Request
Transcribe each record exactly. Include every one.

[Dataset records]
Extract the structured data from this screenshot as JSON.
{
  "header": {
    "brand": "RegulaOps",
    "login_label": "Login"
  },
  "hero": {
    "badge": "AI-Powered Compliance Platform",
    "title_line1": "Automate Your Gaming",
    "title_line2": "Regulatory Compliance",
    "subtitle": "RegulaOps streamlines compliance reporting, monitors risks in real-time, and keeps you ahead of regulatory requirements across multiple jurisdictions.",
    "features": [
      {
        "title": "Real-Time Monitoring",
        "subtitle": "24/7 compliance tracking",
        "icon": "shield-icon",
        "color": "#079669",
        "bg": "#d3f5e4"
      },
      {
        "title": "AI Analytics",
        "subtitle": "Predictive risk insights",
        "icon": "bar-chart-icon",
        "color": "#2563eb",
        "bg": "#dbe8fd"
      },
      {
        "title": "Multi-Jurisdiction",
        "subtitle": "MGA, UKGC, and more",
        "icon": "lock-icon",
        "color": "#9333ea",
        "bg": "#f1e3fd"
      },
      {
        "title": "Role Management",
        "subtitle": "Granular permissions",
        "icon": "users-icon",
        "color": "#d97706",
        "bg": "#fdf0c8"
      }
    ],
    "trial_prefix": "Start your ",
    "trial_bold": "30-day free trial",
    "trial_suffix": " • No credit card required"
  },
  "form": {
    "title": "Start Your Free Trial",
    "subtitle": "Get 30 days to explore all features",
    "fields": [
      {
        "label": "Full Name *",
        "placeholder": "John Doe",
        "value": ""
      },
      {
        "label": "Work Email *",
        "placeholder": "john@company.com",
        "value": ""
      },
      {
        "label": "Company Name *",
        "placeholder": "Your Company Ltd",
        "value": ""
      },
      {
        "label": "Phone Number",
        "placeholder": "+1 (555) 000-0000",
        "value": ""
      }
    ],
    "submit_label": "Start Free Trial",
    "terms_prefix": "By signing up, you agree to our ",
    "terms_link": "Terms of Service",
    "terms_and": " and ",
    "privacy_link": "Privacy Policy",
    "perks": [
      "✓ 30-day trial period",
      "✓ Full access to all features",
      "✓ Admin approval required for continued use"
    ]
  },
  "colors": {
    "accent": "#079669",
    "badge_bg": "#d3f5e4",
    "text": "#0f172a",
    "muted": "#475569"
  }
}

Solution
Extract the structured data from this screenshot as JSON.
{
  "header": {
    "brand": "RegulaOps",
    "login_label": "Login"
  },
  "hero": {
    "badge": "AI-Powered Compliance Platform",
    "title_line1": "Automate Your Gaming",
    "title_line2": "Regulatory Compliance",
    "subtitle": "RegulaOps streamlines compliance reporting, monitors risks in real-time, and keeps you ahead of regulatory requirements across multiple jurisdictions.",
    "features": [
      {
        "title": "Real-Time Monitoring",
        "subtitle": "24/7 compliance tracking",
        "icon": "shield-icon",
        "color": "#079669",
        "bg": "#d3f5e4"
      },
      {
        "title": "AI Analytics",
        "subtitle": "Predictive risk insights",
        "icon": "bar-chart-icon",
        "color": "#2563eb",
        "bg": "#dbe8fd"
      },
      {
        "title": "Multi-Jurisdiction",
        "subtitle": "MGA, UKGC, and more",
        "icon": "lock-icon",
        "color": "#9333ea",
        "bg": "#f1e3fd"
      },
      {
        "title": "Role Management",
        "subtitle": "Granular permissions",
        "icon": "users-icon",
        "color": "#d97706",
        "bg": "#fdf0c8"
      }
    ],
    "trial_prefix": "Start your ",
    "trial_bold": "30-day free trial",
    "trial_suffix": " • No credit card required"
  },
  "form": {
    "title": "Start Your Free Trial",
    "subtitle": "Get 30 days to explore all features",
    "fields": [
      {
        "label": "Full Name *",
        "placeholder": "John Doe",
        "value": ""
      },
      {
        "label": "Work Email *",
        "placeholder": "john@company.com",
        "value": ""
      },
      {
        "label": "Company Name *",
        "placeholder": "Your Company Ltd",
        "value": ""
      },
      {
        "label": "Phone Number",
        "placeholder": "+1 (555) 000-0000",
        "value": ""
      }
    ],
    "submit_label": "Start Free Trial",
    "terms_prefix": "By signing up, you agree to our ",
    "terms_link": "Terms of Service",
    "terms_and": " and ",
    "privacy_link": "Privacy Policy",
    "perks": [
      "✓ 30-day trial period",
      "✓ Full access to all features",
      "✓ Admin approval required for continued use"
    ]
  },
  "colors": {
    "accent": "#079669",
    "badge_bg": "#d3f5e4",
    "text": "#0f172a",
    "muted": "#475569"
  }
}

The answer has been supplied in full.